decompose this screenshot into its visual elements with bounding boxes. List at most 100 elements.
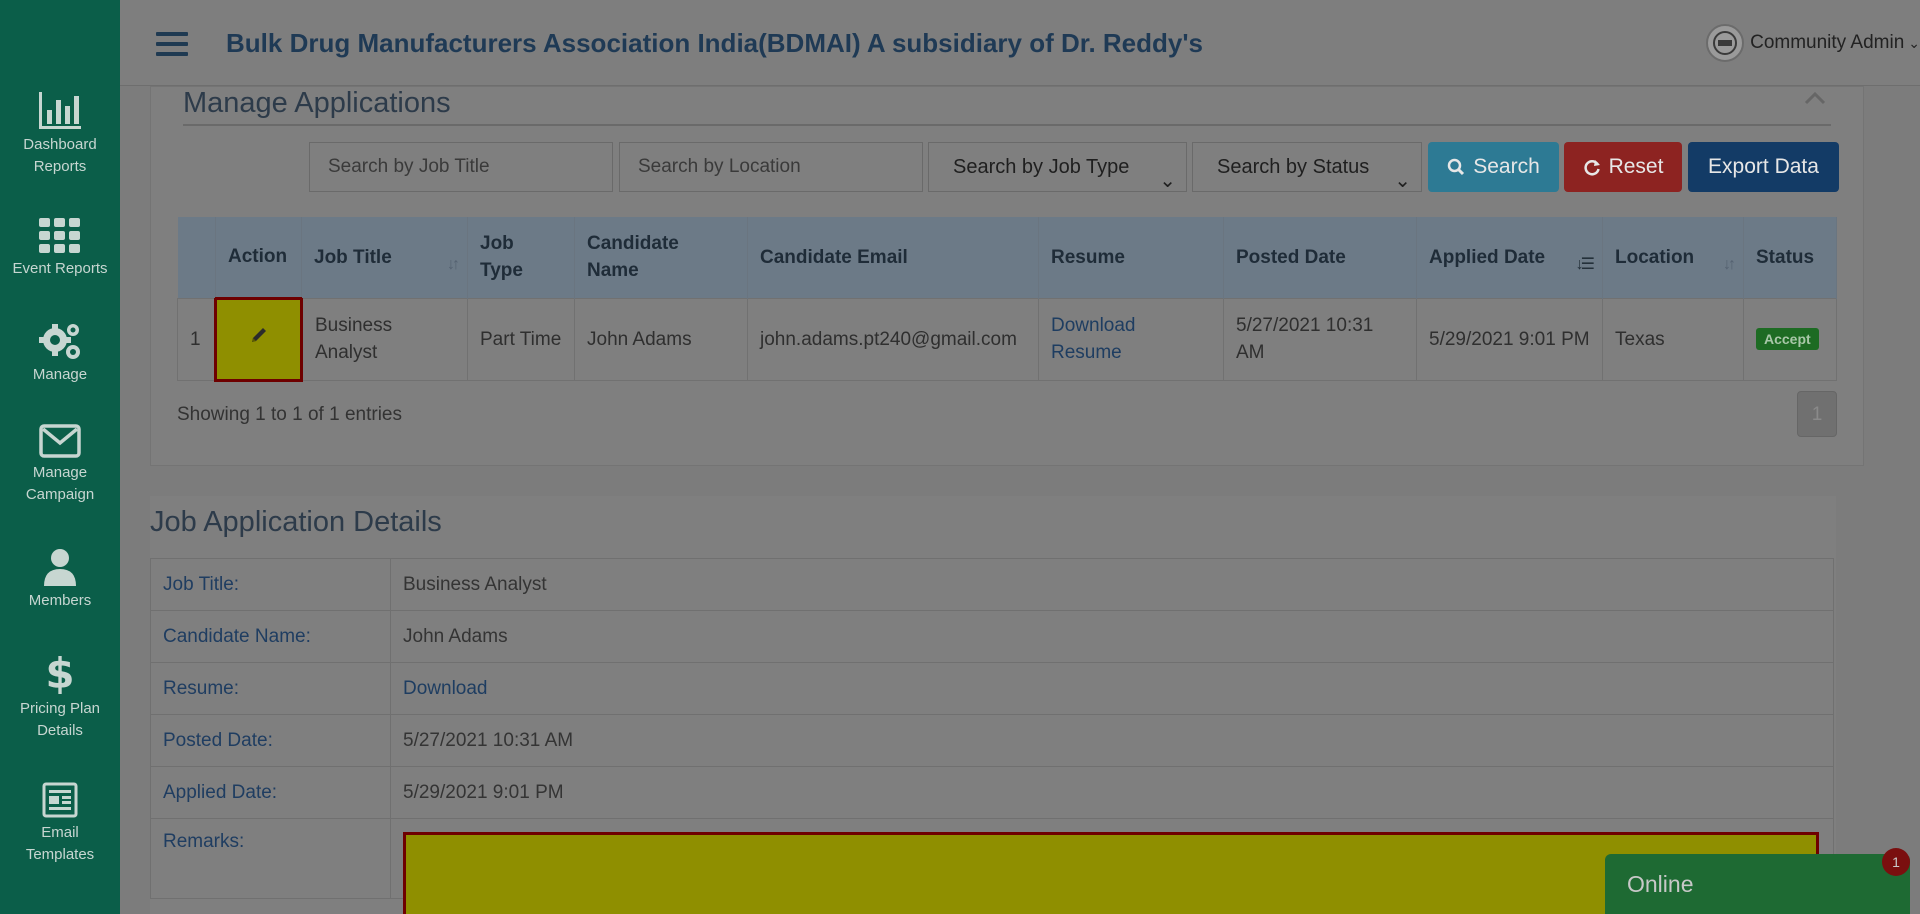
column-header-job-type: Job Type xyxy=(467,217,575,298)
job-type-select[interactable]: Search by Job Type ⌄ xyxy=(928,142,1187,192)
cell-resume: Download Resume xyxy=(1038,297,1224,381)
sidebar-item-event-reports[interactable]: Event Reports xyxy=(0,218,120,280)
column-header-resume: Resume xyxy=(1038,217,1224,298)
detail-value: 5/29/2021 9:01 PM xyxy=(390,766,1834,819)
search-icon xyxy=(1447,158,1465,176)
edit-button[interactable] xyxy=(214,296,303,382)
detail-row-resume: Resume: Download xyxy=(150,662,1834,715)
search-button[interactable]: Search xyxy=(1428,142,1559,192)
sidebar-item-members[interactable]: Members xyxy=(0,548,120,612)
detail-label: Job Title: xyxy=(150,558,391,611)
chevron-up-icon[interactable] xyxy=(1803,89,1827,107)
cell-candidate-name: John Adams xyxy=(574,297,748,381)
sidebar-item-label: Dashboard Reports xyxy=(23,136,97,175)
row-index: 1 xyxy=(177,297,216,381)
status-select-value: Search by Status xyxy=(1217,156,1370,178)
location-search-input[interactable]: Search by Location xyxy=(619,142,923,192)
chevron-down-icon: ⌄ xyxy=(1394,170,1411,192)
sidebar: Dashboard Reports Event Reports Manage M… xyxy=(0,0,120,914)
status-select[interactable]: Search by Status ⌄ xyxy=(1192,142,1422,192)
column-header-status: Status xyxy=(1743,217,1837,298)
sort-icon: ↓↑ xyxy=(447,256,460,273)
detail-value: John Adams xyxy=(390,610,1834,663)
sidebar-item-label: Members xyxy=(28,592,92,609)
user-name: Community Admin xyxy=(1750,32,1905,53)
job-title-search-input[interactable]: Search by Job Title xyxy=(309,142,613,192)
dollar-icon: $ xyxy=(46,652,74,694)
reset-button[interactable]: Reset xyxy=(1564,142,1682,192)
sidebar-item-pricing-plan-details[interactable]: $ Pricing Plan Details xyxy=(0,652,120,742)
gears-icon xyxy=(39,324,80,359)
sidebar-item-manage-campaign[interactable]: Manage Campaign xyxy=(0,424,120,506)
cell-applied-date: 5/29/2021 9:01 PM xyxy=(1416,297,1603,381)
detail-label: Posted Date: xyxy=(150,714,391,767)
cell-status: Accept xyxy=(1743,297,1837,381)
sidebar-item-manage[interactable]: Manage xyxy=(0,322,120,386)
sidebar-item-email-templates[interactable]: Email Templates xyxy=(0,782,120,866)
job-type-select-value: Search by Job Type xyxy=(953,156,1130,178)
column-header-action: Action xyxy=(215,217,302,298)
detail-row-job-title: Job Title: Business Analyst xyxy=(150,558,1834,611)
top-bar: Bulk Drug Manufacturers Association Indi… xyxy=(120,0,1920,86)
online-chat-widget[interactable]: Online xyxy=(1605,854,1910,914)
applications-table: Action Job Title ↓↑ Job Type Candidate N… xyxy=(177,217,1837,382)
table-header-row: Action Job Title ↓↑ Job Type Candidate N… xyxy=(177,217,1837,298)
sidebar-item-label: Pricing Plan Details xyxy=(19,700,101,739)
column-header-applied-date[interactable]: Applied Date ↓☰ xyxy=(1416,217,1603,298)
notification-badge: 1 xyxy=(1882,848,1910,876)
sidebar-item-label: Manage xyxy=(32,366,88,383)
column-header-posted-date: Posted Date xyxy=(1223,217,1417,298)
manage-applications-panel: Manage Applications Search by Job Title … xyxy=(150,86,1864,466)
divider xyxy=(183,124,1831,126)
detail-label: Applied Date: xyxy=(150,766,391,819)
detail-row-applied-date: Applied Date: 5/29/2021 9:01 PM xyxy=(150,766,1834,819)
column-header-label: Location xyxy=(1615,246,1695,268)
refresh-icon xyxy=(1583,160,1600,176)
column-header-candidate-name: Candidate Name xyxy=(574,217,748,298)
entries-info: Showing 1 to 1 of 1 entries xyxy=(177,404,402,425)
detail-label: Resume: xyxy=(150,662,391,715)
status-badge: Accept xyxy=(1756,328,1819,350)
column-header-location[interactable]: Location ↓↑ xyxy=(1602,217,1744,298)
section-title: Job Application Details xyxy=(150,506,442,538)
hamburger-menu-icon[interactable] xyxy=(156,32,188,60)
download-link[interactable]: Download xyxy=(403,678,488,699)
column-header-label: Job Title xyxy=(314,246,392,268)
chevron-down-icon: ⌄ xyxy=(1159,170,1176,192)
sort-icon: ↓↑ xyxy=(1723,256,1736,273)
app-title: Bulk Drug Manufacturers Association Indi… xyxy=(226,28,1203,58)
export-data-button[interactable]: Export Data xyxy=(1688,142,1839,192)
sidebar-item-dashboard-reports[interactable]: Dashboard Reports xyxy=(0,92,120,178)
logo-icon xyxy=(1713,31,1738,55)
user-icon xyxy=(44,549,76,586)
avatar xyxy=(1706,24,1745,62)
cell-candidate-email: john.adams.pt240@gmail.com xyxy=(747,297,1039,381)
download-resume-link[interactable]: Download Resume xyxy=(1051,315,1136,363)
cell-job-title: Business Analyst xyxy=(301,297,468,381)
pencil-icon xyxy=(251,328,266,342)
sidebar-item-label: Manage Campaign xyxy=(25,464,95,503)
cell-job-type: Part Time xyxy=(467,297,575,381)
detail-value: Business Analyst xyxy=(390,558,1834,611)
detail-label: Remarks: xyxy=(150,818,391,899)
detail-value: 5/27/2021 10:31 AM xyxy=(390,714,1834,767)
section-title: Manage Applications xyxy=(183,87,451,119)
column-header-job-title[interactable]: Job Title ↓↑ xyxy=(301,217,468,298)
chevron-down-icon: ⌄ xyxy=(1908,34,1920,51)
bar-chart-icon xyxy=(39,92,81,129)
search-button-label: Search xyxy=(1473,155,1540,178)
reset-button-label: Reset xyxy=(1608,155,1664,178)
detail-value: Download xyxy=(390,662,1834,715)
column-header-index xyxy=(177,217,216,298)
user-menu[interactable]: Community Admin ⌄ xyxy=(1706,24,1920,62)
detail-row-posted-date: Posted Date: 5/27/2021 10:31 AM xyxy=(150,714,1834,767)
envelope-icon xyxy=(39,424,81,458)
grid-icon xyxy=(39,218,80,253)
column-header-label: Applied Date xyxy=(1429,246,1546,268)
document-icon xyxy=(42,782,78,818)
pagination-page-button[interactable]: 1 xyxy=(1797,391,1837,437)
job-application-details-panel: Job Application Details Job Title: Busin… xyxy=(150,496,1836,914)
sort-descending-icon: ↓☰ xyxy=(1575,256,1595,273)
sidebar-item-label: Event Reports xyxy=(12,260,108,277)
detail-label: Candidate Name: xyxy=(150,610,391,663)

***

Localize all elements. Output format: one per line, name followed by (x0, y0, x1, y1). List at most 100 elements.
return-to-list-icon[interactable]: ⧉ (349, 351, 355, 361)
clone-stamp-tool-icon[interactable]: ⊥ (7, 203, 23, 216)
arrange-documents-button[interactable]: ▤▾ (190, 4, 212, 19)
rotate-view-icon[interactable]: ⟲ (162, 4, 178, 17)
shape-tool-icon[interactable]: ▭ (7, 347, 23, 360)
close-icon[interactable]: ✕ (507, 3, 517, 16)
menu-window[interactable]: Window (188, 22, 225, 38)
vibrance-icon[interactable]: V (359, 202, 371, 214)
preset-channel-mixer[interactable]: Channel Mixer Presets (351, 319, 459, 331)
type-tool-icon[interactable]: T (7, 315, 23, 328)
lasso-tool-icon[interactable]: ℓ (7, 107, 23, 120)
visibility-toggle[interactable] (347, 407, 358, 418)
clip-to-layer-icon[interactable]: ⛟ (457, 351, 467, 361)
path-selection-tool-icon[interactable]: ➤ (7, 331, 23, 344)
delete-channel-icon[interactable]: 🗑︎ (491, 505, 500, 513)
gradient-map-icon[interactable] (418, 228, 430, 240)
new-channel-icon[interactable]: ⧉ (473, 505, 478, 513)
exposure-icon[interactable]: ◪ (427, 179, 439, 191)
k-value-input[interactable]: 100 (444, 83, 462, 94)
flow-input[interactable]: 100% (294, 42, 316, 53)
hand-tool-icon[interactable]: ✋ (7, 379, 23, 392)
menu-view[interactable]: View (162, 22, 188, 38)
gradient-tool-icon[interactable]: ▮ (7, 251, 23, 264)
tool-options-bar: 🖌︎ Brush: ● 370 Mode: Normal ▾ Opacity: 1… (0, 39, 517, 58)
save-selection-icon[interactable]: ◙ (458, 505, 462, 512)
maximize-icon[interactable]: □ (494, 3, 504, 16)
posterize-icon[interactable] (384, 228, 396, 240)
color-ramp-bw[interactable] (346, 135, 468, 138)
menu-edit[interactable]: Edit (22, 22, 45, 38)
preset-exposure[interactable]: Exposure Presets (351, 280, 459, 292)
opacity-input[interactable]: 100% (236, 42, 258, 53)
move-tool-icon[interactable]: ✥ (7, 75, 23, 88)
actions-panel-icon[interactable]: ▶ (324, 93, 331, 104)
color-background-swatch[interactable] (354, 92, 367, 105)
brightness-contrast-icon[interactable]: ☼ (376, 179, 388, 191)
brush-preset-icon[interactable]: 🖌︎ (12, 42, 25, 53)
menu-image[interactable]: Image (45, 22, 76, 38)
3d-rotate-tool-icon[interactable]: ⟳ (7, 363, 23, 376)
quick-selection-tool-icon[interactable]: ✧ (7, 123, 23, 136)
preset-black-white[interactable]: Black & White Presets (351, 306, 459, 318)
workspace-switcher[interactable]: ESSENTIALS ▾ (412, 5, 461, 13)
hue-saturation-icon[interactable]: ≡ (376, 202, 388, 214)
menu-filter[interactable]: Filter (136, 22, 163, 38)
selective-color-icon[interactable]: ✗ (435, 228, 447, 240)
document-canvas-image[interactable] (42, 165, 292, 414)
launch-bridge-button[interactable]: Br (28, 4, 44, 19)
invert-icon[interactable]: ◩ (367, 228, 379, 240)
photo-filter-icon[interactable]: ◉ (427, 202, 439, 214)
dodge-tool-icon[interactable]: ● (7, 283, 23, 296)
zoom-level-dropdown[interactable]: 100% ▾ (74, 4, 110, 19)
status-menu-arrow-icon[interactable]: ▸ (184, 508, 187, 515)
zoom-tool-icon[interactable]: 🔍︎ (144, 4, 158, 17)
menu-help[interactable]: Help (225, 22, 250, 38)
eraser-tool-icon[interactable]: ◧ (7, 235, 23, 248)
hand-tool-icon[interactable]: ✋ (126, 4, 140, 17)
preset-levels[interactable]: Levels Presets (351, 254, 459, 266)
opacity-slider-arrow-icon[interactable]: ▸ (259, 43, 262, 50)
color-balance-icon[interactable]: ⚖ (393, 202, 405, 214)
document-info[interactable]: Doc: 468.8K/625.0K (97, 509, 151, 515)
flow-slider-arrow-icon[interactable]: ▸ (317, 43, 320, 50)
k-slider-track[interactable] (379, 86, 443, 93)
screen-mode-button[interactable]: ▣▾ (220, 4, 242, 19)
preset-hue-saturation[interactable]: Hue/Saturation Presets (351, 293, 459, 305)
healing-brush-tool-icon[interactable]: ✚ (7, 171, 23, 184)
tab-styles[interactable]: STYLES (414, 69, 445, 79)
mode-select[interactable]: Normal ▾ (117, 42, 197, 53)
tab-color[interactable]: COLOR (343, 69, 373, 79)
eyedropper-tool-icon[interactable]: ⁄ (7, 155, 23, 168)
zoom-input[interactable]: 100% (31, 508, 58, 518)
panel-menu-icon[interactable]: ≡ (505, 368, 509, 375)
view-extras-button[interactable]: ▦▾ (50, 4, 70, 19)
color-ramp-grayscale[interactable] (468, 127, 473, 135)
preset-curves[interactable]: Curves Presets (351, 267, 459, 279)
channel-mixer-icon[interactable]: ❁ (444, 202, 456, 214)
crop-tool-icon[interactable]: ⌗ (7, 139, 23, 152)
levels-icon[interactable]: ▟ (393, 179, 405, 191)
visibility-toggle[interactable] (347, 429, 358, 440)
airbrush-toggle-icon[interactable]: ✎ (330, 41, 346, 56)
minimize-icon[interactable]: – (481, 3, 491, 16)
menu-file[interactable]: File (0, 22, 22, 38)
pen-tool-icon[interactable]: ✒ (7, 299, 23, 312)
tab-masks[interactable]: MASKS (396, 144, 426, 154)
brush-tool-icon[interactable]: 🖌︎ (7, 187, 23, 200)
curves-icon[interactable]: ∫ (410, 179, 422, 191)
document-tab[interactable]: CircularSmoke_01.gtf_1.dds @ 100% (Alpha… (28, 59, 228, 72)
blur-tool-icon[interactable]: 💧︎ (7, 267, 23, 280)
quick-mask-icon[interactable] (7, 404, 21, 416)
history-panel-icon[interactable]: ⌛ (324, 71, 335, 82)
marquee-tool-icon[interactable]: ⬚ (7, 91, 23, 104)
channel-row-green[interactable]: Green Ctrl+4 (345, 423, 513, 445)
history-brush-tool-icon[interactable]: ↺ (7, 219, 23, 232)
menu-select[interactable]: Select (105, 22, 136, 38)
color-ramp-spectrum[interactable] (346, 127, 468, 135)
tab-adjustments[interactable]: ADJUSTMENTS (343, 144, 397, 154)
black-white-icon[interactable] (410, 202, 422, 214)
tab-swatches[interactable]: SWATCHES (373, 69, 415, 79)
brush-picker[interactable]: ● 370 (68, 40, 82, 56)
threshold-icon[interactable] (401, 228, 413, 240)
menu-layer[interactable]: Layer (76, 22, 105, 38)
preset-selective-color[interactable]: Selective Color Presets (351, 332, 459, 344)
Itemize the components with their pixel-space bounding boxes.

***

**CHALLENGE:** Please copy the entries from the line containing "Localize all elements." through the line containing "menu-image[interactable]: Image (45, 22, 76, 38)", reproducing each line verbatim.

**EXERCISE SOLUTION:**
Localize all elements. Output format: one per line, name followed by (x0, y0, x1, y1). List at most 100 elements.
return-to-list-icon[interactable]: ⧉ (349, 351, 355, 361)
clone-stamp-tool-icon[interactable]: ⊥ (7, 203, 23, 216)
arrange-documents-button[interactable]: ▤▾ (190, 4, 212, 19)
rotate-view-icon[interactable]: ⟲ (162, 4, 178, 17)
shape-tool-icon[interactable]: ▭ (7, 347, 23, 360)
close-icon[interactable]: ✕ (507, 3, 517, 16)
menu-window[interactable]: Window (188, 22, 225, 38)
vibrance-icon[interactable]: V (359, 202, 371, 214)
preset-channel-mixer[interactable]: Channel Mixer Presets (351, 319, 459, 331)
type-tool-icon[interactable]: T (7, 315, 23, 328)
lasso-tool-icon[interactable]: ℓ (7, 107, 23, 120)
visibility-toggle[interactable] (347, 407, 358, 418)
clip-to-layer-icon[interactable]: ⛟ (457, 351, 467, 361)
path-selection-tool-icon[interactable]: ➤ (7, 331, 23, 344)
delete-channel-icon[interactable]: 🗑︎ (491, 505, 500, 513)
gradient-map-icon[interactable] (418, 228, 430, 240)
new-channel-icon[interactable]: ⧉ (473, 505, 478, 513)
exposure-icon[interactable]: ◪ (427, 179, 439, 191)
k-value-input[interactable]: 100 (444, 83, 462, 94)
flow-input[interactable]: 100% (294, 42, 316, 53)
hand-tool-icon[interactable]: ✋ (7, 379, 23, 392)
menu-view[interactable]: View (162, 22, 188, 38)
gradient-tool-icon[interactable]: ▮ (7, 251, 23, 264)
tool-options-bar: 🖌︎ Brush: ● 370 Mode: Normal ▾ Opacity: 1… (0, 39, 517, 58)
save-selection-icon[interactable]: ◙ (458, 505, 462, 512)
maximize-icon[interactable]: □ (494, 3, 504, 16)
posterize-icon[interactable] (384, 228, 396, 240)
color-ramp-bw[interactable] (346, 135, 468, 138)
menu-edit[interactable]: Edit (22, 22, 45, 38)
preset-exposure[interactable]: Exposure Presets (351, 280, 459, 292)
opacity-input[interactable]: 100% (236, 42, 258, 53)
move-tool-icon[interactable]: ✥ (7, 75, 23, 88)
actions-panel-icon[interactable]: ▶ (324, 93, 331, 104)
color-background-swatch[interactable] (354, 92, 367, 105)
brightness-contrast-icon[interactable]: ☼ (376, 179, 388, 191)
brush-preset-icon[interactable]: 🖌︎ (12, 42, 25, 53)
menu-image[interactable]: Image (45, 22, 76, 38)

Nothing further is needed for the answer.